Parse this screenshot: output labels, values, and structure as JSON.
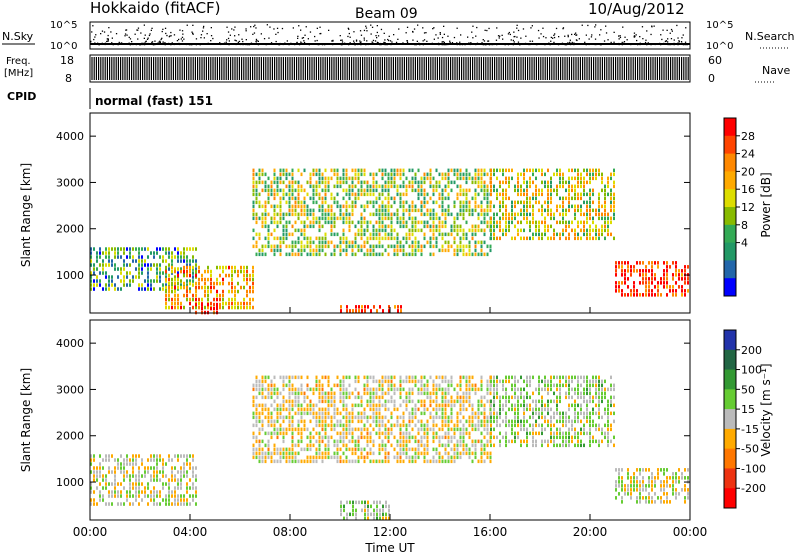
{
  "header": {
    "station": "Hokkaido (fitACF)",
    "beam": "Beam 09",
    "date": "10/Aug/2012"
  },
  "nsky_strip": {
    "left_label": "N.Sky",
    "right_label": "N.Search",
    "left_ticks": [
      "10^5",
      "10^0"
    ],
    "right_ticks": [
      "10^5",
      "10^0"
    ]
  },
  "freq_strip": {
    "left_label_1": "Freq.",
    "left_label_2": "[MHz]",
    "left_ticks": [
      "18",
      "8"
    ],
    "right_ticks": [
      "60",
      "0"
    ],
    "right_label": "Nave"
  },
  "cpid_strip": {
    "label": "CPID",
    "value": "normal (fast) 151"
  },
  "power_panel": {
    "ylabel": "Slant Range [km]",
    "yticks": [
      "4000",
      "3000",
      "2000",
      "1000"
    ],
    "colorbar_label": "Power [dB]",
    "colorbar_ticks": [
      "28",
      "24",
      "20",
      "16",
      "12",
      "8",
      "4"
    ],
    "colorbar_colors": [
      "#ff0000",
      "#ff4400",
      "#ff8800",
      "#ffaa00",
      "#dddd00",
      "#88bb00",
      "#33aa55",
      "#229966",
      "#2266aa",
      "#0000ff"
    ]
  },
  "velocity_panel": {
    "ylabel": "Slant Range [km]",
    "yticks": [
      "4000",
      "3000",
      "2000",
      "1000"
    ],
    "colorbar_label": "Velocity [m s⁻¹]",
    "colorbar_ticks": [
      "200",
      "100",
      "50",
      "15",
      "-15",
      "-50",
      "-100",
      "-200"
    ],
    "colorbar_colors": [
      "#2233aa",
      "#226644",
      "#339933",
      "#66cc33",
      "#bbbbbb",
      "#ffaa00",
      "#ff7700",
      "#ee3311",
      "#ff0000"
    ]
  },
  "xaxis": {
    "label": "Time UT",
    "ticks": [
      "00:00",
      "04:00",
      "08:00",
      "12:00",
      "16:00",
      "20:00",
      "00:00"
    ]
  },
  "chart_data": {
    "type": "heatmap",
    "title": "Hokkaido (fitACF)",
    "x_range_hours": [
      0,
      24
    ],
    "y_range_km": [
      180,
      4500
    ],
    "panels": [
      {
        "quantity": "Power",
        "unit": "dB",
        "color_range": [
          0,
          30
        ],
        "regions": [
          {
            "t0": 0.0,
            "t1": 4.3,
            "r0": 700,
            "r1": 1600,
            "level": 10
          },
          {
            "t0": 3.0,
            "t1": 6.5,
            "r0": 250,
            "r1": 1200,
            "level": 20
          },
          {
            "t0": 4.2,
            "t1": 5.2,
            "r0": 200,
            "r1": 400,
            "level": 29
          },
          {
            "t0": 6.5,
            "t1": 16.0,
            "r0": 1400,
            "r1": 3300,
            "level": 14
          },
          {
            "t0": 10.0,
            "t1": 12.5,
            "r0": 200,
            "r1": 350,
            "level": 27
          },
          {
            "t0": 16.0,
            "t1": 21.0,
            "r0": 1800,
            "r1": 3300,
            "level": 16
          },
          {
            "t0": 21.0,
            "t1": 24.0,
            "r0": 600,
            "r1": 1300,
            "level": 28
          }
        ]
      },
      {
        "quantity": "Velocity",
        "unit": "m s-1",
        "color_range": [
          -200,
          200
        ],
        "regions": [
          {
            "t0": 0.0,
            "t1": 4.3,
            "r0": 500,
            "r1": 1600,
            "level": 0
          },
          {
            "t0": 6.5,
            "t1": 16.0,
            "r0": 1400,
            "r1": 3300,
            "level": -10
          },
          {
            "t0": 10.0,
            "t1": 12.0,
            "r0": 200,
            "r1": 600,
            "level": 30
          },
          {
            "t0": 16.0,
            "t1": 21.0,
            "r0": 1800,
            "r1": 3300,
            "level": 20
          },
          {
            "t0": 21.0,
            "t1": 24.0,
            "r0": 600,
            "r1": 1300,
            "level": 0
          }
        ]
      }
    ]
  }
}
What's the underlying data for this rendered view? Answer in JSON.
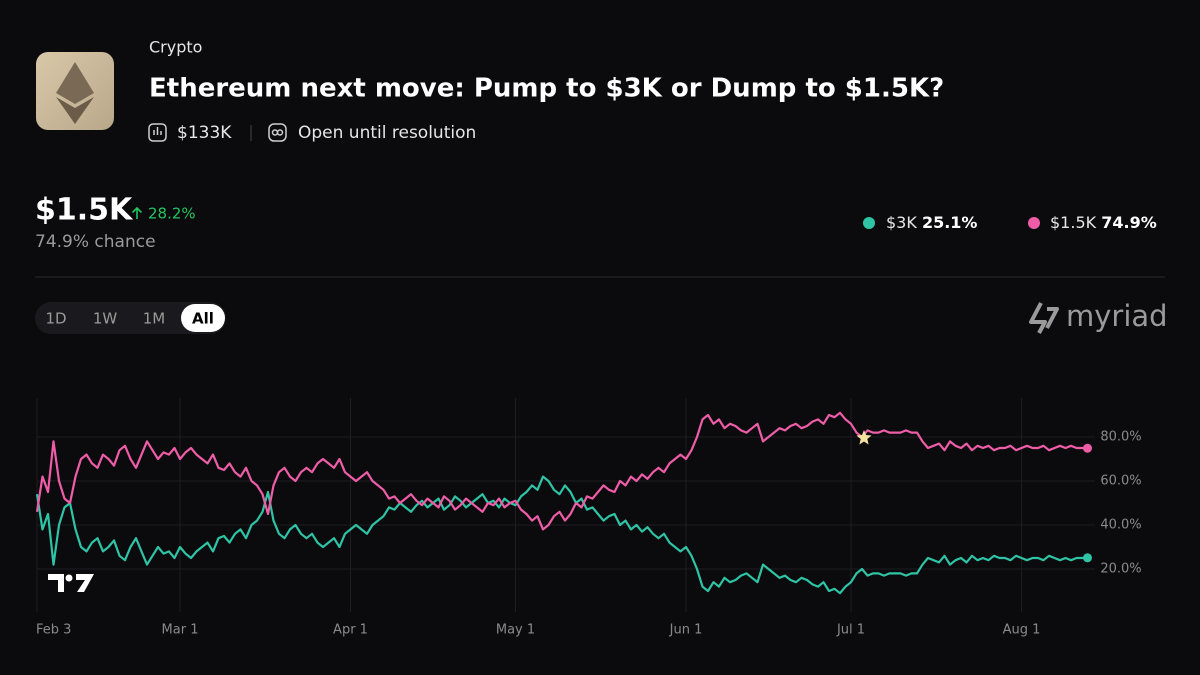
{
  "header": {
    "category": "Crypto",
    "title": "Ethereum next move: Pump to $3K or Dump to $1.5K?",
    "volume": "$133K",
    "status": "Open until resolution"
  },
  "summary": {
    "change": "28.2%",
    "chance": "74.9% chance"
  },
  "range_buttons": [
    "1D",
    "1W",
    "1M",
    "All"
  ],
  "selected_range": 3,
  "brand": "myriad",
  "chart_data": {
    "type": "line",
    "x": [
      "Feb 3",
      "Feb 4",
      "Feb 5",
      "Feb 6",
      "Feb 7",
      "Feb 8",
      "Feb 9",
      "Feb 10",
      "Feb 11",
      "Feb 12",
      "Feb 13",
      "Feb 14",
      "Feb 15",
      "Feb 16",
      "Feb 17",
      "Feb 18",
      "Feb 19",
      "Feb 20",
      "Feb 21",
      "Feb 22",
      "Feb 23",
      "Feb 24",
      "Feb 25",
      "Feb 26",
      "Feb 27",
      "Feb 28",
      "Mar 1",
      "Mar 2",
      "Mar 3",
      "Mar 4",
      "Mar 5",
      "Mar 6",
      "Mar 7",
      "Mar 8",
      "Mar 9",
      "Mar 10",
      "Mar 11",
      "Mar 12",
      "Mar 13",
      "Mar 14",
      "Mar 15",
      "Mar 16",
      "Mar 17",
      "Mar 18",
      "Mar 19",
      "Mar 20",
      "Mar 21",
      "Mar 22",
      "Mar 23",
      "Mar 24",
      "Mar 25",
      "Mar 26",
      "Mar 27",
      "Mar 28",
      "Mar 29",
      "Mar 30",
      "Mar 31",
      "Apr 1",
      "Apr 2",
      "Apr 3",
      "Apr 4",
      "Apr 5",
      "Apr 6",
      "Apr 7",
      "Apr 8",
      "Apr 9",
      "Apr 10",
      "Apr 11",
      "Apr 12",
      "Apr 13",
      "Apr 14",
      "Apr 15",
      "Apr 16",
      "Apr 17",
      "Apr 18",
      "Apr 19",
      "Apr 20",
      "Apr 21",
      "Apr 22",
      "Apr 23",
      "Apr 24",
      "Apr 25",
      "Apr 26",
      "Apr 27",
      "Apr 28",
      "Apr 29",
      "Apr 30",
      "May 1",
      "May 2",
      "May 3",
      "May 4",
      "May 5",
      "May 6",
      "May 7",
      "May 8",
      "May 9",
      "May 10",
      "May 11",
      "May 12",
      "May 13",
      "May 14",
      "May 15",
      "May 16",
      "May 17",
      "May 18",
      "May 19",
      "May 20",
      "May 21",
      "May 22",
      "May 23",
      "May 24",
      "May 25",
      "May 26",
      "May 27",
      "May 28",
      "May 29",
      "May 30",
      "May 31",
      "Jun 1",
      "Jun 2",
      "Jun 3",
      "Jun 4",
      "Jun 5",
      "Jun 6",
      "Jun 7",
      "Jun 8",
      "Jun 9",
      "Jun 10",
      "Jun 11",
      "Jun 12",
      "Jun 13",
      "Jun 14",
      "Jun 15",
      "Jun 16",
      "Jun 17",
      "Jun 18",
      "Jun 19",
      "Jun 20",
      "Jun 21",
      "Jun 22",
      "Jun 23",
      "Jun 24",
      "Jun 25",
      "Jun 26",
      "Jun 27",
      "Jun 28",
      "Jun 29",
      "Jun 30",
      "Jul 1",
      "Jul 2",
      "Jul 3",
      "Jul 4",
      "Jul 5",
      "Jul 6",
      "Jul 7",
      "Jul 8",
      "Jul 9",
      "Jul 10",
      "Jul 11",
      "Jul 12",
      "Jul 13",
      "Jul 14",
      "Jul 15",
      "Jul 16",
      "Jul 17",
      "Jul 18",
      "Jul 19",
      "Jul 20",
      "Jul 21",
      "Jul 22",
      "Jul 23",
      "Jul 24",
      "Jul 25",
      "Jul 26",
      "Jul 27",
      "Jul 28",
      "Jul 29",
      "Jul 30",
      "Jul 31",
      "Aug 1",
      "Aug 2",
      "Aug 3",
      "Aug 4",
      "Aug 5",
      "Aug 6",
      "Aug 7",
      "Aug 8",
      "Aug 9",
      "Aug 10",
      "Aug 11",
      "Aug 12",
      "Aug 13"
    ],
    "series": [
      {
        "name": "$3K",
        "color": "#2ec4a5",
        "current": {
          "value": 25.1,
          "label": "25.1%"
        },
        "values": [
          54,
          38,
          45,
          22,
          40,
          48,
          50,
          38,
          30,
          28,
          32,
          34,
          28,
          30,
          33,
          26,
          24,
          30,
          34,
          28,
          22,
          26,
          30,
          27,
          28,
          25,
          30,
          27,
          25,
          28,
          30,
          32,
          28,
          34,
          35,
          32,
          36,
          38,
          34,
          40,
          42,
          46,
          55,
          42,
          36,
          34,
          38,
          40,
          36,
          34,
          36,
          32,
          30,
          32,
          34,
          30,
          36,
          38,
          40,
          38,
          36,
          40,
          42,
          44,
          48,
          47,
          50,
          48,
          46,
          49,
          51,
          48,
          50,
          52,
          47,
          49,
          53,
          51,
          48,
          50,
          52,
          54,
          50,
          51,
          48,
          52,
          50,
          49,
          53,
          55,
          58,
          56,
          62,
          60,
          56,
          54,
          58,
          55,
          50,
          52,
          47,
          48,
          45,
          42,
          44,
          45,
          40,
          42,
          38,
          40,
          37,
          39,
          36,
          34,
          36,
          32,
          30,
          28,
          30,
          26,
          20,
          12,
          10,
          14,
          12,
          16,
          14,
          15,
          17,
          18,
          16,
          14,
          22,
          20,
          18,
          16,
          17,
          15,
          14,
          16,
          15,
          13,
          12,
          14,
          10,
          11,
          9,
          12,
          14,
          18,
          20,
          17,
          18,
          18,
          17,
          18,
          18,
          18,
          17,
          18,
          18,
          22,
          25,
          24,
          23,
          26,
          22,
          24,
          25,
          23,
          26,
          24,
          25,
          24,
          26,
          25,
          25,
          24,
          26,
          25,
          24,
          25,
          25,
          24,
          26,
          25,
          24,
          25,
          24,
          25,
          25,
          25.1
        ]
      },
      {
        "name": "$1.5K",
        "color": "#ef5da8",
        "current": {
          "value": 74.9,
          "label": "74.9%"
        },
        "values": [
          46,
          62,
          55,
          78,
          60,
          52,
          50,
          62,
          70,
          72,
          68,
          66,
          72,
          70,
          67,
          74,
          76,
          70,
          66,
          72,
          78,
          74,
          70,
          73,
          72,
          75,
          70,
          73,
          75,
          72,
          70,
          68,
          72,
          66,
          65,
          68,
          64,
          62,
          66,
          60,
          58,
          54,
          45,
          58,
          64,
          66,
          62,
          60,
          64,
          66,
          64,
          68,
          70,
          68,
          66,
          70,
          64,
          62,
          60,
          62,
          64,
          60,
          58,
          56,
          52,
          53,
          50,
          52,
          54,
          51,
          49,
          52,
          50,
          48,
          53,
          51,
          47,
          49,
          52,
          50,
          48,
          46,
          50,
          49,
          52,
          48,
          50,
          51,
          47,
          45,
          42,
          44,
          38,
          40,
          44,
          46,
          42,
          45,
          50,
          48,
          53,
          52,
          55,
          58,
          56,
          55,
          60,
          58,
          62,
          60,
          63,
          61,
          64,
          66,
          64,
          68,
          70,
          72,
          70,
          74,
          80,
          88,
          90,
          86,
          88,
          84,
          86,
          85,
          83,
          82,
          84,
          86,
          78,
          80,
          82,
          84,
          83,
          85,
          86,
          84,
          85,
          87,
          88,
          86,
          90,
          89,
          91,
          88,
          86,
          82,
          80,
          83,
          82,
          82,
          83,
          82,
          82,
          82,
          83,
          82,
          82,
          78,
          75,
          76,
          77,
          74,
          78,
          76,
          75,
          77,
          74,
          76,
          75,
          76,
          74,
          75,
          75,
          76,
          74,
          75,
          76,
          75,
          75,
          76,
          74,
          75,
          76,
          75,
          76,
          75,
          75,
          74.9
        ]
      }
    ],
    "xticks": [
      "Feb 3",
      "Mar 1",
      "Apr 1",
      "May 1",
      "Jun 1",
      "Jul 1",
      "Aug 1"
    ],
    "ylim": [
      0,
      100
    ],
    "yticks": [
      {
        "value": 20,
        "label": "20.0%"
      },
      {
        "value": 40,
        "label": "40.0%"
      },
      {
        "value": 60,
        "label": "60.0%"
      },
      {
        "value": 80,
        "label": "80.0%"
      }
    ],
    "grid": true
  }
}
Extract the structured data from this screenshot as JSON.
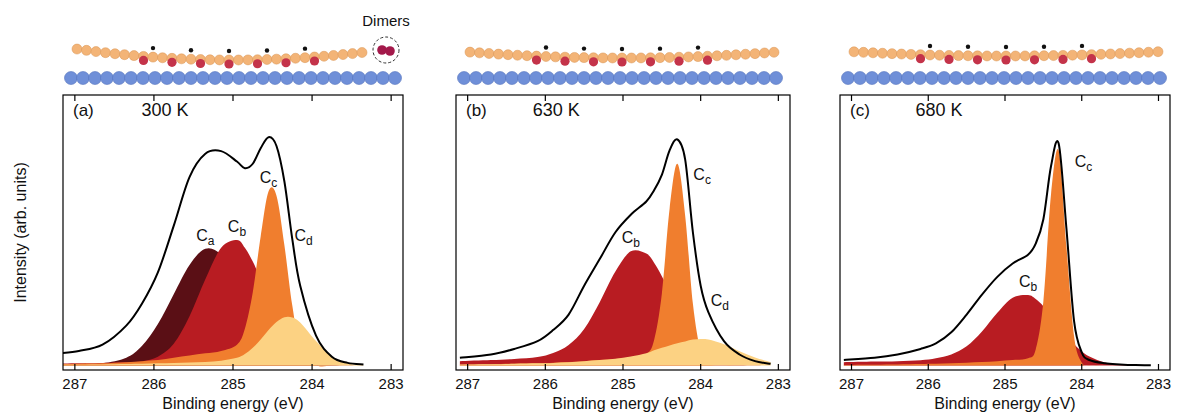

━━━━━━━━━━━━━━━━

Copy all lines from the material that hold "JSON".

> [SOLUTION FOR THIS TASK]:
Parse this screenshot: output labels, values, and structure as JSON.
What's the underlying data for this rendered view? Answer in JSON.
Extract the structured data from this screenshot as JSON.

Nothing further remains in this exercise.